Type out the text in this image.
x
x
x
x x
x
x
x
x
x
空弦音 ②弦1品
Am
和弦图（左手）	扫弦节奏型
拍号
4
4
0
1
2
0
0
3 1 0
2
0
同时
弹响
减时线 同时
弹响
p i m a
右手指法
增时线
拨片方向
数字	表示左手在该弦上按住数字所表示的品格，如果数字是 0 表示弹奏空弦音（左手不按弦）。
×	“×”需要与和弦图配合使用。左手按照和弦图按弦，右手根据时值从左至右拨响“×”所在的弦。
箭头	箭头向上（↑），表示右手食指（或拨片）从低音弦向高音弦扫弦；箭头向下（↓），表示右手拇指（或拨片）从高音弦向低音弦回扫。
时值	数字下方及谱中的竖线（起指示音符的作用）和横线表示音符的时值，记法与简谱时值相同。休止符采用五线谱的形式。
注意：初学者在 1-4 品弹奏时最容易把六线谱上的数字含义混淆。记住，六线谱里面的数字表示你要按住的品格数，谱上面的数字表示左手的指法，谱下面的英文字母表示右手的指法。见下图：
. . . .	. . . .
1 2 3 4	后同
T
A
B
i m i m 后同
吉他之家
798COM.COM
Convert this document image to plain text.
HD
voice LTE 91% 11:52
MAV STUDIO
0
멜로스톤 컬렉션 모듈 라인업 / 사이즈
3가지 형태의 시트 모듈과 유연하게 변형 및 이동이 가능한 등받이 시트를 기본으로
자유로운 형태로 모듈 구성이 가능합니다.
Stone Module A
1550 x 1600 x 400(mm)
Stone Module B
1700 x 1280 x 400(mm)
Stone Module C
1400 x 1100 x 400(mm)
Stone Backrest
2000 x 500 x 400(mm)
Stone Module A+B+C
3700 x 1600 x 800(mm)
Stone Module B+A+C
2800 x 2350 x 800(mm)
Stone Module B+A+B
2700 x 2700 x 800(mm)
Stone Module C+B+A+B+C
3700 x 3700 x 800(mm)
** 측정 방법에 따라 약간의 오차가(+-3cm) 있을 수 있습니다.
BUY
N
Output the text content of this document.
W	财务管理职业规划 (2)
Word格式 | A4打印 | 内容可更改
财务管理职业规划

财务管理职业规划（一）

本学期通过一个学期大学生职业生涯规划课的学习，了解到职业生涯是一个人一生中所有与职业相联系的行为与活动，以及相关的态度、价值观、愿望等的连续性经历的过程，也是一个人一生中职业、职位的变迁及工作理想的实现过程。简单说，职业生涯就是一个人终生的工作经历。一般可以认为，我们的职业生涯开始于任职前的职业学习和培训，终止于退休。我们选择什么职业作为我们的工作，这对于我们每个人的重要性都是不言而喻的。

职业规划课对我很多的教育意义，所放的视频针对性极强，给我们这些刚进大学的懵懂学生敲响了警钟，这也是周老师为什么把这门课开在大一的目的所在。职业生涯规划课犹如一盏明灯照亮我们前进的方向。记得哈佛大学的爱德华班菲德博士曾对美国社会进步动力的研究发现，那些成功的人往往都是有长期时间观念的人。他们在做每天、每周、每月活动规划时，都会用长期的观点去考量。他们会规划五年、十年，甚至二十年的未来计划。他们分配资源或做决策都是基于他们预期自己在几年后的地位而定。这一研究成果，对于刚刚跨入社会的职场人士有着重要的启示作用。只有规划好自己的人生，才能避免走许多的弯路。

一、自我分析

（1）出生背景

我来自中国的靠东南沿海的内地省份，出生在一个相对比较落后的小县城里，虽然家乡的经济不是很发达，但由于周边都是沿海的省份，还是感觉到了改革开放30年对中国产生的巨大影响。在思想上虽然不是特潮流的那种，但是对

━━━━

### What the exercise asks
Lines from the one containing "Output the text content of this document." through the final line are to be given again verbatim, with nothing before or after.

### Answer for this exercise
Output the text content of this document.
W	财务管理职业规划 (2)
Word格式 | A4打印 | 内容可更改
财务管理职业规划

财务管理职业规划（一）

本学期通过一个学期大学生职业生涯规划课的学习，了解到职业生涯是一个人一生中所有与职业相联系的行为与活动，以及相关的态度、价值观、愿望等的连续性经历的过程，也是一个人一生中职业、职位的变迁及工作理想的实现过程。简单说，职业生涯就是一个人终生的工作经历。一般可以认为，我们的职业生涯开始于任职前的职业学习和培训，终止于退休。我们选择什么职业作为我们的工作，这对于我们每个人的重要性都是不言而喻的。

职业规划课对我很多的教育意义，所放的视频针对性极强，给我们这些刚进大学的懵懂学生敲响了警钟，这也是周老师为什么把这门课开在大一的目的所在。职业生涯规划课犹如一盏明灯照亮我们前进的方向。记得哈佛大学的爱德华班菲德博士曾对美国社会进步动力的研究发现，那些成功的人往往都是有长期时间观念的人。他们在做每天、每周、每月活动规划时，都会用长期的观点去考量。他们会规划五年、十年，甚至二十年的未来计划。他们分配资源或做决策都是基于他们预期自己在几年后的地位而定。这一研究成果，对于刚刚跨入社会的职场人士有着重要的启示作用。只有规划好自己的人生，才能避免走许多的弯路。

一、自我分析

（1）出生背景

我来自中国的靠东南沿海的内地省份，出生在一个相对比较落后的小县城里，虽然家乡的经济不是很发达，但由于周边都是沿海的省份，还是感觉到了改革开放30年对中国产生的巨大影响。在思想上虽然不是特潮流的那种，但是对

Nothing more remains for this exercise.